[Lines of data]
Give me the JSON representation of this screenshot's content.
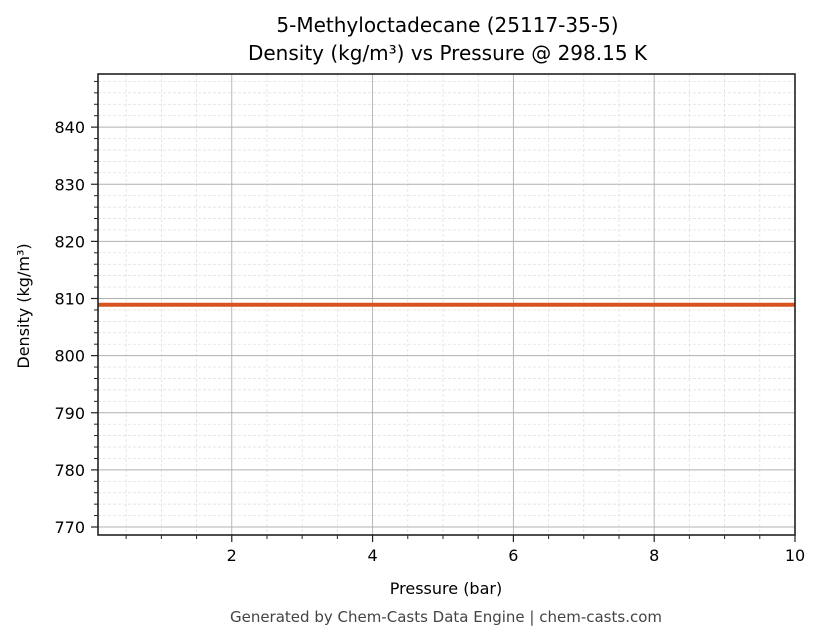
{
  "chart_data": {
    "type": "line",
    "title": "5-Methyloctadecane (25117-35-5)",
    "subtitle": "Density (kg/m³) vs Pressure @ 298.15 K",
    "xlabel": "Pressure (bar)",
    "ylabel": "Density (kg/m³)",
    "xlim": [
      0.1,
      10
    ],
    "ylim": [
      768.6,
      849.3
    ],
    "x_ticks": [
      2,
      4,
      6,
      8,
      10
    ],
    "x_tick_labels": [
      "2",
      "4",
      "6",
      "8",
      "10"
    ],
    "y_ticks": [
      770,
      780,
      790,
      800,
      810,
      820,
      830,
      840
    ],
    "y_tick_labels": [
      "770",
      "780",
      "790",
      "800",
      "810",
      "820",
      "830",
      "840"
    ],
    "grid": {
      "major": true,
      "minor": true
    },
    "legend": null,
    "series": [
      {
        "name": "Density",
        "color": "#d9531e",
        "x": [
          0.1,
          1,
          2,
          3,
          4,
          5,
          6,
          7,
          8,
          9,
          10
        ],
        "values": [
          808.9,
          808.9,
          808.9,
          808.9,
          808.9,
          808.9,
          808.9,
          808.9,
          808.9,
          808.9,
          808.9
        ]
      }
    ]
  },
  "title_line1": "5-Methyloctadecane (25117-35-5)",
  "title_line2": "Density (kg/m³) vs Pressure @ 298.15 K",
  "footer": "Generated by Chem-Casts Data Engine | chem-casts.com"
}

> SET EXERCISE: Reproduce the material word for word, minus the images.

> ANSWER BELOW:
Give me the JSON representation of this screenshot's content.
{
  "chart_data": {
    "type": "line",
    "title": "5-Methyloctadecane (25117-35-5)",
    "subtitle": "Density (kg/m³) vs Pressure @ 298.15 K",
    "xlabel": "Pressure (bar)",
    "ylabel": "Density (kg/m³)",
    "xlim": [
      0.1,
      10
    ],
    "ylim": [
      768.6,
      849.3
    ],
    "x_ticks": [
      2,
      4,
      6,
      8,
      10
    ],
    "x_tick_labels": [
      "2",
      "4",
      "6",
      "8",
      "10"
    ],
    "y_ticks": [
      770,
      780,
      790,
      800,
      810,
      820,
      830,
      840
    ],
    "y_tick_labels": [
      "770",
      "780",
      "790",
      "800",
      "810",
      "820",
      "830",
      "840"
    ],
    "grid": {
      "major": true,
      "minor": true
    },
    "legend": null,
    "series": [
      {
        "name": "Density",
        "color": "#d9531e",
        "x": [
          0.1,
          1,
          2,
          3,
          4,
          5,
          6,
          7,
          8,
          9,
          10
        ],
        "values": [
          808.9,
          808.9,
          808.9,
          808.9,
          808.9,
          808.9,
          808.9,
          808.9,
          808.9,
          808.9,
          808.9
        ]
      }
    ]
  },
  "title_line1": "5-Methyloctadecane (25117-35-5)",
  "title_line2": "Density (kg/m³) vs Pressure @ 298.15 K",
  "footer": "Generated by Chem-Casts Data Engine | chem-casts.com"
}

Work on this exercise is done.